▶ **Job**
Copy all the entries word for word, but omit the pictures.

Data entries
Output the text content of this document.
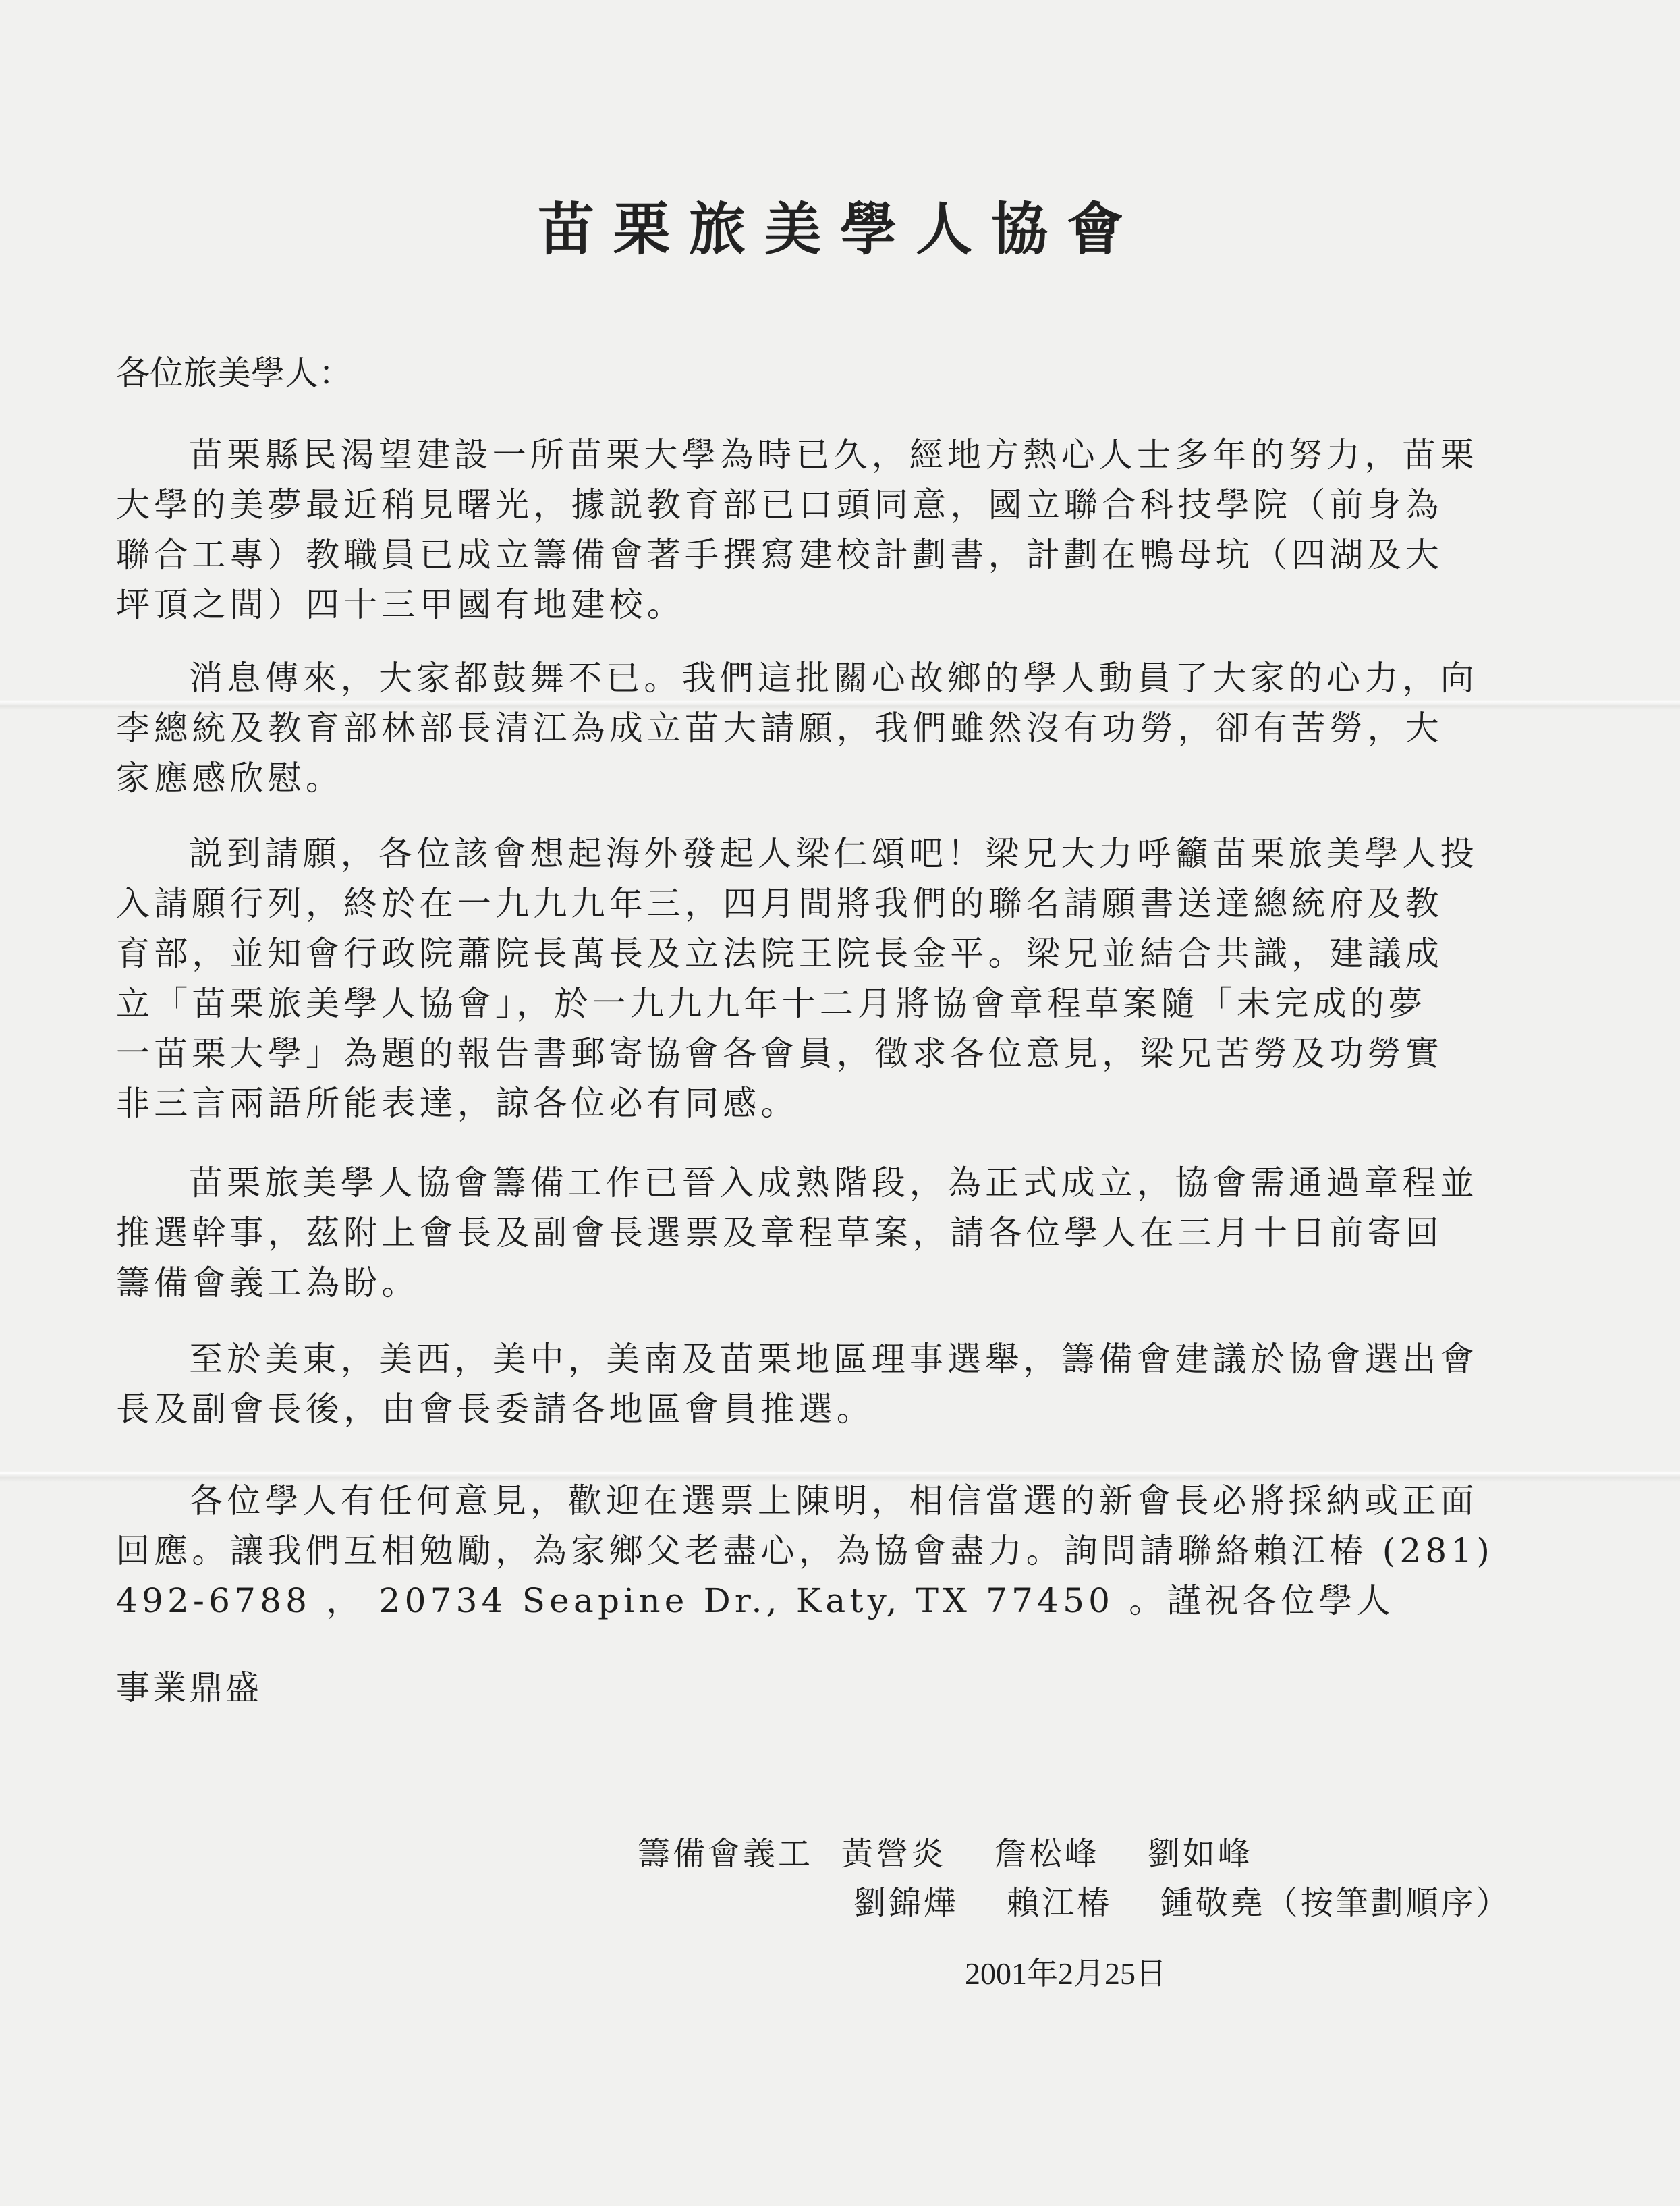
苗栗旅美學人協會
各位旅美學人：
苗栗縣民渴望建設一所苗栗大學為時已久，經地方熱心人士多年的努力，苗栗
大學的美夢最近稍見曙光，據説教育部已口頭同意，國立聯合科技學院（前身為
聯合工專）教職員已成立籌備會著手撰寫建校計劃書，計劃在鴨母坑（四湖及大
坪頂之間）四十三甲國有地建校。
消息傳來，大家都鼓舞不已。我們這批關心故鄉的學人動員了大家的心力，向
李總統及教育部林部長清江為成立苗大請願，我們雖然沒有功勞，卻有苦勞，大
家應感欣慰。
説到請願，各位該會想起海外發起人梁仁頌吧！梁兄大力呼籲苗栗旅美學人投
入請願行列，終於在一九九九年三，四月間將我們的聯名請願書送達總統府及教
育部，並知會行政院蕭院長萬長及立法院王院長金平。梁兄並結合共識，建議成
立「苗栗旅美學人協會」，於一九九九年十二月將協會章程草案隨「未完成的夢
一苗栗大學」為題的報告書郵寄協會各會員，徵求各位意見，梁兄苦勞及功勞實
非三言兩語所能表達，諒各位必有同感。
苗栗旅美學人協會籌備工作已晉入成熟階段，為正式成立，協會需通過章程並
推選幹事，茲附上會長及副會長選票及章程草案，請各位學人在三月十日前寄回
籌備會義工為盼。
至於美東，美西，美中，美南及苗栗地區理事選舉，籌備會建議於協會選出會
長及副會長後，由會長委請各地區會員推選。
各位學人有任何意見，歡迎在選票上陳明，相信當選的新會長必將採納或正面
回應。讓我們互相勉勵，為家鄉父老盡心，為協會盡力。詢問請聯絡賴江椿 (281)
492-6788 ， 20734 Seapine Dr., Katy, TX 77450 。謹祝各位學人
事業鼎盛
籌備會義工 黃營炎 詹松峰 劉如峰
劉錦燁 賴江椿 鍾敬堯（按筆劃順序）
2001年2月25日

▶ **Task solution**
Output the text content of this document.
苗栗旅美學人協會
各位旅美學人：
苗栗縣民渴望建設一所苗栗大學為時已久，經地方熱心人士多年的努力，苗栗
大學的美夢最近稍見曙光，據説教育部已口頭同意，國立聯合科技學院（前身為
聯合工專）教職員已成立籌備會著手撰寫建校計劃書，計劃在鴨母坑（四湖及大
坪頂之間）四十三甲國有地建校。
消息傳來，大家都鼓舞不已。我們這批關心故鄉的學人動員了大家的心力，向
李總統及教育部林部長清江為成立苗大請願，我們雖然沒有功勞，卻有苦勞，大
家應感欣慰。
説到請願，各位該會想起海外發起人梁仁頌吧！梁兄大力呼籲苗栗旅美學人投
入請願行列，終於在一九九九年三，四月間將我們的聯名請願書送達總統府及教
育部，並知會行政院蕭院長萬長及立法院王院長金平。梁兄並結合共識，建議成
立「苗栗旅美學人協會」，於一九九九年十二月將協會章程草案隨「未完成的夢
一苗栗大學」為題的報告書郵寄協會各會員，徵求各位意見，梁兄苦勞及功勞實
非三言兩語所能表達，諒各位必有同感。
苗栗旅美學人協會籌備工作已晉入成熟階段，為正式成立，協會需通過章程並
推選幹事，茲附上會長及副會長選票及章程草案，請各位學人在三月十日前寄回
籌備會義工為盼。
至於美東，美西，美中，美南及苗栗地區理事選舉，籌備會建議於協會選出會
長及副會長後，由會長委請各地區會員推選。
各位學人有任何意見，歡迎在選票上陳明，相信當選的新會長必將採納或正面
回應。讓我們互相勉勵，為家鄉父老盡心，為協會盡力。詢問請聯絡賴江椿 (281)
492-6788 ， 20734 Seapine Dr., Katy, TX 77450 。謹祝各位學人
事業鼎盛
籌備會義工 黃營炎 詹松峰 劉如峰
劉錦燁 賴江椿 鍾敬堯（按筆劃順序）
2001年2月25日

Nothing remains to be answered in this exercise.